(Stored data)

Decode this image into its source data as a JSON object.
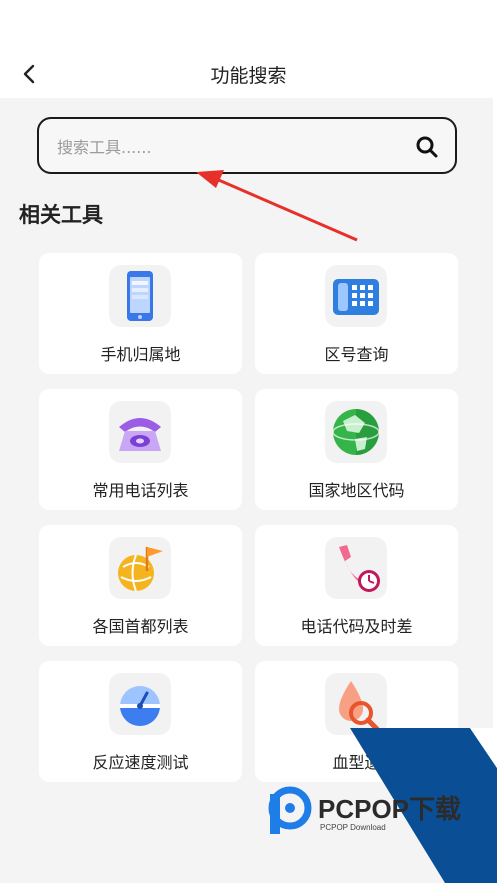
{
  "header": {
    "title": "功能搜索",
    "back_icon": "chevron-left-icon"
  },
  "search": {
    "placeholder": "搜索工具......",
    "icon": "search-icon"
  },
  "section": {
    "title": "相关工具"
  },
  "tools": [
    {
      "label": "手机归属地",
      "icon": "mobile-phone-icon"
    },
    {
      "label": "区号查询",
      "icon": "desk-phone-icon"
    },
    {
      "label": "常用电话列表",
      "icon": "rotary-phone-icon"
    },
    {
      "label": "国家地区代码",
      "icon": "globe-icon"
    },
    {
      "label": "各国首都列表",
      "icon": "globe-flag-icon"
    },
    {
      "label": "电话代码及时差",
      "icon": "phone-clock-icon"
    },
    {
      "label": "反应速度测试",
      "icon": "speed-gauge-icon"
    },
    {
      "label": "血型遗",
      "icon": "blood-search-icon"
    }
  ],
  "watermark": {
    "text": "PCPOP下载",
    "subtext": "PCPOP Download"
  },
  "colors": {
    "accent_red": "#e8302a",
    "watermark_blue": "#0a4f96"
  }
}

Set problem
Identify every line above with the string "globe" in it. Copy those lines.

Final result
      "icon": "globe-icon"
      "icon": "globe-flag-icon"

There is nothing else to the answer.